> Data provided
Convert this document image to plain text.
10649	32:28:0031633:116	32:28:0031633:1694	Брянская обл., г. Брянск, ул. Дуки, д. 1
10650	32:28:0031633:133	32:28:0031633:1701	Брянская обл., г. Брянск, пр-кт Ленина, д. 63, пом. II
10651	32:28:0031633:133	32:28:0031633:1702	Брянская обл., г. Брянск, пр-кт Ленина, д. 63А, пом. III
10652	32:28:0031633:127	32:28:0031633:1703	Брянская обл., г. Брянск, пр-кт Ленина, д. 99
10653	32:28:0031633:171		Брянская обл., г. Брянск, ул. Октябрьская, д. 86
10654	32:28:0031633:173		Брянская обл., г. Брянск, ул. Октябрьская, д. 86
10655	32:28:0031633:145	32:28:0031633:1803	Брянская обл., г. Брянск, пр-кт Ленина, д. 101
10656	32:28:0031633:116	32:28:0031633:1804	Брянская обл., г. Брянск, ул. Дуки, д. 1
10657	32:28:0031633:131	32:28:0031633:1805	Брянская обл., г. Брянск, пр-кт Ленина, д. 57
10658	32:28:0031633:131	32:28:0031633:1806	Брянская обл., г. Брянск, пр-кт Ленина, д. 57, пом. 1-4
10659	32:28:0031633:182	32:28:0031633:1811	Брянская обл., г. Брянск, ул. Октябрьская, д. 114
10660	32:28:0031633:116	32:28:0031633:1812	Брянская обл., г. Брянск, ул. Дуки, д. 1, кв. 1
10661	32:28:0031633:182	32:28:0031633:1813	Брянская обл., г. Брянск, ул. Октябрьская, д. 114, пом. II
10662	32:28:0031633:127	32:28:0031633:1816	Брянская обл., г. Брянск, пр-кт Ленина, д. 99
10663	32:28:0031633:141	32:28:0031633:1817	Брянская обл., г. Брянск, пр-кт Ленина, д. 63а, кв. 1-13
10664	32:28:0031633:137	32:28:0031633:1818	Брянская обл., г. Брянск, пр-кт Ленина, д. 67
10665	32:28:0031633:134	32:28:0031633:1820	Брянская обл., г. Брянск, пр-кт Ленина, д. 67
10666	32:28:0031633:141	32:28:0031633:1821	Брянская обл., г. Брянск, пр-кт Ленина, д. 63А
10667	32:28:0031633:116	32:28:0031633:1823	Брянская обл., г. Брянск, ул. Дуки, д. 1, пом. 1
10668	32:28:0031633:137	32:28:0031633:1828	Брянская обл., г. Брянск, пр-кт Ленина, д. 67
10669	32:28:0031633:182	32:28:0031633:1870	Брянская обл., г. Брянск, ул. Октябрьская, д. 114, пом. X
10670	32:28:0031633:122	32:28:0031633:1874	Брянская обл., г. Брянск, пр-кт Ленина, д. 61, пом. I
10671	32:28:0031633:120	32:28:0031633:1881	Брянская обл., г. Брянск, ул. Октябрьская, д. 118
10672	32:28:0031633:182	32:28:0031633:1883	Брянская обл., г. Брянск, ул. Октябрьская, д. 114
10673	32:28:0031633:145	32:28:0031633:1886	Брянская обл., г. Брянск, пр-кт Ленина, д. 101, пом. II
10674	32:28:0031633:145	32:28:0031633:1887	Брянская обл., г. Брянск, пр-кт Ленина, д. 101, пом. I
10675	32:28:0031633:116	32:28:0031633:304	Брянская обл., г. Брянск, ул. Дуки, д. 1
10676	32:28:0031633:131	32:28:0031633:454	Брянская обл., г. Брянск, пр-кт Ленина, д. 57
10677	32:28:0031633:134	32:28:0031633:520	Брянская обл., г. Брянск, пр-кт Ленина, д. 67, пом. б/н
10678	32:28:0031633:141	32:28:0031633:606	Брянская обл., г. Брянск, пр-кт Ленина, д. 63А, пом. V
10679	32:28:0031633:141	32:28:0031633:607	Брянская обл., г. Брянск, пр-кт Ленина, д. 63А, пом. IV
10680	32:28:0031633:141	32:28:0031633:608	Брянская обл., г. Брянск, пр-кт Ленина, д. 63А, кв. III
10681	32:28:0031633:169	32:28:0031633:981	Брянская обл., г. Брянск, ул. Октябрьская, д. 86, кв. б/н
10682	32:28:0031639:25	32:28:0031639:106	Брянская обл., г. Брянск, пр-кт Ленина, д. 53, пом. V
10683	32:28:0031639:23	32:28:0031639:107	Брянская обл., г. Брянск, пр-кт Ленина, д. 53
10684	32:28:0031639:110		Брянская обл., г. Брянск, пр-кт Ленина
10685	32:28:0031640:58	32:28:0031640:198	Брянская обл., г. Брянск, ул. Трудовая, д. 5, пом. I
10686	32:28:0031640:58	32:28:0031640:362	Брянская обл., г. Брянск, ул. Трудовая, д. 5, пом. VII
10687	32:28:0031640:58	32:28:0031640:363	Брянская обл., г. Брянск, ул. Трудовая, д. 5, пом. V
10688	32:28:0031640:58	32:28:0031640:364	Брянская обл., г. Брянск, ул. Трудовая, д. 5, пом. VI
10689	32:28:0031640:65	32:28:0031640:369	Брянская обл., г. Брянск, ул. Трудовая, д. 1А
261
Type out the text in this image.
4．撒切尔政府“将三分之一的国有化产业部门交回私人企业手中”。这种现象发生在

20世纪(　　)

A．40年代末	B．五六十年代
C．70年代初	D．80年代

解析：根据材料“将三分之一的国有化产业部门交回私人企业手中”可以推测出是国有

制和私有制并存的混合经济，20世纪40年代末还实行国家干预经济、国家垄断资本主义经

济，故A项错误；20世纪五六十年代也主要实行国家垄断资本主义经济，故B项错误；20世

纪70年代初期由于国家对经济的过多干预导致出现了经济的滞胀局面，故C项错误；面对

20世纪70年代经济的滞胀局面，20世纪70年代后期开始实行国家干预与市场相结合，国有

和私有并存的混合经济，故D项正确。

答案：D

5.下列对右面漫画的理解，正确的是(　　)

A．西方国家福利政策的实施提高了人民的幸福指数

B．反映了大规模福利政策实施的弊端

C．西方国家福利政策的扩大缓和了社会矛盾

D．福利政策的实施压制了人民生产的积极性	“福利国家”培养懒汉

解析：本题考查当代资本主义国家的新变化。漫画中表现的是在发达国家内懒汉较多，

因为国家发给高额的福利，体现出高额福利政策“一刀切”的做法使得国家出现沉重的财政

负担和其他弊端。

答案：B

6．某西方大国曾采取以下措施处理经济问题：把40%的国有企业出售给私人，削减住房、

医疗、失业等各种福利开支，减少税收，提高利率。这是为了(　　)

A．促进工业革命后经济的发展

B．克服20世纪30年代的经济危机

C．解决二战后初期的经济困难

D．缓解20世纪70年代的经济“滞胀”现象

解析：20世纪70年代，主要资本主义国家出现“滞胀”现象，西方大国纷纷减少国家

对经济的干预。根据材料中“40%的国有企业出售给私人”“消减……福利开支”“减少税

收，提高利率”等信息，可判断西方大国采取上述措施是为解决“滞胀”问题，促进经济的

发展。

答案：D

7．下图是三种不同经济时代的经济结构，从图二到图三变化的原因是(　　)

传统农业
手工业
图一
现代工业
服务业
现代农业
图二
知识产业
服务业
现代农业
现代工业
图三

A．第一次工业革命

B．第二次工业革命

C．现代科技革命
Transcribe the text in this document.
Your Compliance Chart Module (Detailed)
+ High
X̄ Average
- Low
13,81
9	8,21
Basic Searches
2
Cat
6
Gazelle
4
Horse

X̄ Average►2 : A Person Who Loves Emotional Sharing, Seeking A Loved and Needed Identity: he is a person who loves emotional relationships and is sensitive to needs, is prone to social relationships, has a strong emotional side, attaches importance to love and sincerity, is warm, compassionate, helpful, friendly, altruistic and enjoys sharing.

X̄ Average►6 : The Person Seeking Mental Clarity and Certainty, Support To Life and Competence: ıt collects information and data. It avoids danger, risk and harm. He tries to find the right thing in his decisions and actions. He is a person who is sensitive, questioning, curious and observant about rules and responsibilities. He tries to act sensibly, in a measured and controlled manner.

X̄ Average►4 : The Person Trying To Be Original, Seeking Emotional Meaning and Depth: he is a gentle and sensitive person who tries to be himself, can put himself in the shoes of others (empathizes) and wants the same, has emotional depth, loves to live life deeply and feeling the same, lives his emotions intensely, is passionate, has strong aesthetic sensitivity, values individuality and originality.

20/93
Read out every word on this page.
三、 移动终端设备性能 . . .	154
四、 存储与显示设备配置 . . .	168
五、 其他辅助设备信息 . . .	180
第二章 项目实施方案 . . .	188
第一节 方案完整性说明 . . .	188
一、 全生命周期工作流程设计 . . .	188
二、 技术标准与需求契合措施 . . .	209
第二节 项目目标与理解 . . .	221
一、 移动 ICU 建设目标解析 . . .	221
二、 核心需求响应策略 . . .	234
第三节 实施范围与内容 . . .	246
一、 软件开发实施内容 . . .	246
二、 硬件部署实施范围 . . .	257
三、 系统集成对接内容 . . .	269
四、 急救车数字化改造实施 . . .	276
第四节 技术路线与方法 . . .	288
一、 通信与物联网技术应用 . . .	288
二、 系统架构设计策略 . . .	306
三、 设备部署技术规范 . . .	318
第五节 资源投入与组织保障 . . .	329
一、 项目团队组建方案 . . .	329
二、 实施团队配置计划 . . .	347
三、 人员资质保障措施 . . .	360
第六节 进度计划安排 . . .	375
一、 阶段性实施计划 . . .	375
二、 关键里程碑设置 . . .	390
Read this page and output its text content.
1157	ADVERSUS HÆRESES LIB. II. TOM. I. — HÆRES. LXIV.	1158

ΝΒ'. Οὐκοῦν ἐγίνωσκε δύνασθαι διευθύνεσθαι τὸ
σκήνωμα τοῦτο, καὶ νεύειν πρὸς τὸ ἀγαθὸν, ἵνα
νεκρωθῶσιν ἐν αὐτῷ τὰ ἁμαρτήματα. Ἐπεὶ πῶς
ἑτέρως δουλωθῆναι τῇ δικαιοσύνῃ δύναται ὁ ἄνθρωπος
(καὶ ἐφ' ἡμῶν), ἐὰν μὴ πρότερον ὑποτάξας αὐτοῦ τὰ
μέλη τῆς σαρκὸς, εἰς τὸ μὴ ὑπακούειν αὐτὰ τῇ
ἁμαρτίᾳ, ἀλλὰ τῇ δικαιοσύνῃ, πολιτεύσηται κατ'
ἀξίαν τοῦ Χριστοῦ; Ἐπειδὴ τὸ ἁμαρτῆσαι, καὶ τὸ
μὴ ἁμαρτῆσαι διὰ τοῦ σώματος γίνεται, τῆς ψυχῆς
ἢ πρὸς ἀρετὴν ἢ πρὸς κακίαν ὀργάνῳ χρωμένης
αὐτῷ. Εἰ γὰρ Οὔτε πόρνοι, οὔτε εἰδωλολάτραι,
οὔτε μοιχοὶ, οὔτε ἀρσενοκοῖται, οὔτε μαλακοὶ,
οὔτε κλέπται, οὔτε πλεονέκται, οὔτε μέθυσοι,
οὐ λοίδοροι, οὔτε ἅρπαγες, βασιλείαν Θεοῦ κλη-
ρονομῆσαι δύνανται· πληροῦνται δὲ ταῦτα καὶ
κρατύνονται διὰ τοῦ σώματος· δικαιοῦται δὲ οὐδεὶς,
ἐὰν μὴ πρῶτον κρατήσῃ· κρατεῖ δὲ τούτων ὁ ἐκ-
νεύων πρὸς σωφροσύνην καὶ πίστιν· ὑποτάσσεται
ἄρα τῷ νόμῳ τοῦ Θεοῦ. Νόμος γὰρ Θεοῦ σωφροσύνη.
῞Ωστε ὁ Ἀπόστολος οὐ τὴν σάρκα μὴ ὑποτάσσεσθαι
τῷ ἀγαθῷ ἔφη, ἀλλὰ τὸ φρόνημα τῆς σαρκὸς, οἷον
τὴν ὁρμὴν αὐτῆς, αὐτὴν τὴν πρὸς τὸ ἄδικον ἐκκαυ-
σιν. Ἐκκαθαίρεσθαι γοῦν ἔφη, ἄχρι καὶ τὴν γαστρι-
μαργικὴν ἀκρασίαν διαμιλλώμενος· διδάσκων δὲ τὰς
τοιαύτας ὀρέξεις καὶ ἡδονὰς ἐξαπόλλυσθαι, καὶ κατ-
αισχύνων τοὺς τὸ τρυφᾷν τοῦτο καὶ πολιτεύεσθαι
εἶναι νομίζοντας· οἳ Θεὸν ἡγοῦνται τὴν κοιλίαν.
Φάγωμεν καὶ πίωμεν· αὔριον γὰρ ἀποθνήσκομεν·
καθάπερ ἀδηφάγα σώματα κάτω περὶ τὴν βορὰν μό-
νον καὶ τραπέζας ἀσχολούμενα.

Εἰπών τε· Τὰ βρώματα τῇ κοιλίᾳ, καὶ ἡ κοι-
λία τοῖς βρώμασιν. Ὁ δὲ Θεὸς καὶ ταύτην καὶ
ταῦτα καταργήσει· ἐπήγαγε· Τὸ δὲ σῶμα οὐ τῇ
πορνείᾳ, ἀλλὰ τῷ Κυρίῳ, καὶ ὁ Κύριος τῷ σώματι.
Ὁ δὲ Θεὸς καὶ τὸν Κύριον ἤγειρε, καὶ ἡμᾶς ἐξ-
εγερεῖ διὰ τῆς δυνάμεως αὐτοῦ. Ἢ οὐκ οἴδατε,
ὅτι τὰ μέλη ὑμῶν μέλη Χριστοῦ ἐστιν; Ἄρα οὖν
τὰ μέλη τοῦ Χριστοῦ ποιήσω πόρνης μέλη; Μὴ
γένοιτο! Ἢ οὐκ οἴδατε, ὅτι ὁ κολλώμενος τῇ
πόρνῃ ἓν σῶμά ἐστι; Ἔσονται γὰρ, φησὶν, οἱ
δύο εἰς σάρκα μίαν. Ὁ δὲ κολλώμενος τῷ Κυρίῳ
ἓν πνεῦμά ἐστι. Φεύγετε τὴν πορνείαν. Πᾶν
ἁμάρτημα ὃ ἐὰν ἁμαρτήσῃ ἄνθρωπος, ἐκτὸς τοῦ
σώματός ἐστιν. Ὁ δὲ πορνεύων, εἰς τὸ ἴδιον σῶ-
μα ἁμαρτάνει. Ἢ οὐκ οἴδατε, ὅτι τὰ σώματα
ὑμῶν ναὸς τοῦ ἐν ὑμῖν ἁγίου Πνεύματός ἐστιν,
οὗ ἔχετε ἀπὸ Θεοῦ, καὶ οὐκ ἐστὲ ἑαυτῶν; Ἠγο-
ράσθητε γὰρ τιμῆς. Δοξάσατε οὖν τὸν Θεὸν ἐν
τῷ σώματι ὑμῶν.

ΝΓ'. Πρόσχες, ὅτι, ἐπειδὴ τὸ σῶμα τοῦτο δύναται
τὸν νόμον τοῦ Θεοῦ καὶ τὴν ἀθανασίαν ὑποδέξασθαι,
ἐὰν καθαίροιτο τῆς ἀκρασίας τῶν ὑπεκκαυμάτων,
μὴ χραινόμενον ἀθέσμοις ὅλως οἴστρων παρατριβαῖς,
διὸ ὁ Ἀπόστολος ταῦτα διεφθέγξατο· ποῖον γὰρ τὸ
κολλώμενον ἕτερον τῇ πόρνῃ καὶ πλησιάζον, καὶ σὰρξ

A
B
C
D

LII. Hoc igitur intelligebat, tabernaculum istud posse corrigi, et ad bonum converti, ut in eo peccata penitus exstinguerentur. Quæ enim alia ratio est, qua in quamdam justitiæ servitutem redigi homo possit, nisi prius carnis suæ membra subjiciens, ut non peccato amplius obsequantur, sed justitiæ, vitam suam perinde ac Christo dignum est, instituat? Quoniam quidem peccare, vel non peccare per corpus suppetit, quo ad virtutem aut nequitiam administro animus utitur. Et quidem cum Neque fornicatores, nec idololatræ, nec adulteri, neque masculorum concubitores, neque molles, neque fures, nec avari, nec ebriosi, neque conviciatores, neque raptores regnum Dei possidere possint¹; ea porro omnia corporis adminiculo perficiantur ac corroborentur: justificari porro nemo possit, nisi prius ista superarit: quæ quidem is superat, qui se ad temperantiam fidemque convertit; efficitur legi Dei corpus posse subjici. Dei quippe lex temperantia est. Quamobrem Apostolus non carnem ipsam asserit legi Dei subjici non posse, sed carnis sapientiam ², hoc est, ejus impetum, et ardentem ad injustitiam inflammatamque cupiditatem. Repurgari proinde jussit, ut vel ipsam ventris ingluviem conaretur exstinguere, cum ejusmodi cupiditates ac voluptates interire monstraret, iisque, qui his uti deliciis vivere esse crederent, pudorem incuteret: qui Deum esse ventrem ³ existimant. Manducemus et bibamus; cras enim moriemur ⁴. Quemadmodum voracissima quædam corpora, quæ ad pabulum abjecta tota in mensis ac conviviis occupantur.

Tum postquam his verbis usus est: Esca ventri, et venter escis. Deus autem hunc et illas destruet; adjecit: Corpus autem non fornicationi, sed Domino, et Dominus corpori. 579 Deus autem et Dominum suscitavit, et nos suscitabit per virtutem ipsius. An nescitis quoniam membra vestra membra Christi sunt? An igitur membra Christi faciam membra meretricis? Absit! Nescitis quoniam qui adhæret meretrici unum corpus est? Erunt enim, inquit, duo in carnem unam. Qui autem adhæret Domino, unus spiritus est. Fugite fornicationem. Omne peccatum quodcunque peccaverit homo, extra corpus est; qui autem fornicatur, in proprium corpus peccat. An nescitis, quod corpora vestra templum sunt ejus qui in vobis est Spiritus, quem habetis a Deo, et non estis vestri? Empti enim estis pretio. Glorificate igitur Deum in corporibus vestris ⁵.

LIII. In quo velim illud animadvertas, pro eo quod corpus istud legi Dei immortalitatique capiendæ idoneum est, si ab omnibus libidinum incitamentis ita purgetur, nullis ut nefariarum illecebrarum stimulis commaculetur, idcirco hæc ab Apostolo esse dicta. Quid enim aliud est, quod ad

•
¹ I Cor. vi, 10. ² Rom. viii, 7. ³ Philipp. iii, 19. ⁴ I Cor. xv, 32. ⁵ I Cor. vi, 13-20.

> Work to be completed
Above are several records. Count the lines among them that contain "loves" and give only the total.

> Task output
2